Scan the data. Collect each line that contains the word "from".

DATA SECTION =
* * * * *
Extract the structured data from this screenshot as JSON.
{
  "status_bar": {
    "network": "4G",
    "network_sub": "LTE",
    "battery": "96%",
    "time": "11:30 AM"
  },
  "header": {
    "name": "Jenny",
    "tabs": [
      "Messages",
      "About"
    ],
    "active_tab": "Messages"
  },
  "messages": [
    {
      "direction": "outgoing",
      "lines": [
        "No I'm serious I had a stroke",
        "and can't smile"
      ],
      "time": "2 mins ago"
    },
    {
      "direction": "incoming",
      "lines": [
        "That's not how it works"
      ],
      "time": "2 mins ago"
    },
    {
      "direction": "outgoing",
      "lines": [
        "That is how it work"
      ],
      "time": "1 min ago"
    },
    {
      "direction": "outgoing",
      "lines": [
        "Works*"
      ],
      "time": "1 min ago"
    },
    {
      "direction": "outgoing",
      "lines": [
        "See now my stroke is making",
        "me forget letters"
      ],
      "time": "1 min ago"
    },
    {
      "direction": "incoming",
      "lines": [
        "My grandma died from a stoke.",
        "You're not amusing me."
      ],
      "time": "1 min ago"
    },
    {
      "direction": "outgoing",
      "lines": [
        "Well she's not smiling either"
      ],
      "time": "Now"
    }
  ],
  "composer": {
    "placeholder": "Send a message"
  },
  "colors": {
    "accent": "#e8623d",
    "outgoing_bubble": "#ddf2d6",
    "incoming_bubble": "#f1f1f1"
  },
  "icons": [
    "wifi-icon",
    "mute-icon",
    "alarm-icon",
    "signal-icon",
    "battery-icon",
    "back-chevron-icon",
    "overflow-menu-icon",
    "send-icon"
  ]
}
* * * * *
SOLUTION FOR THIS EXERCISE =
Extract the structured data from this screenshot as JSON.
        "My grandma died from a stoke.",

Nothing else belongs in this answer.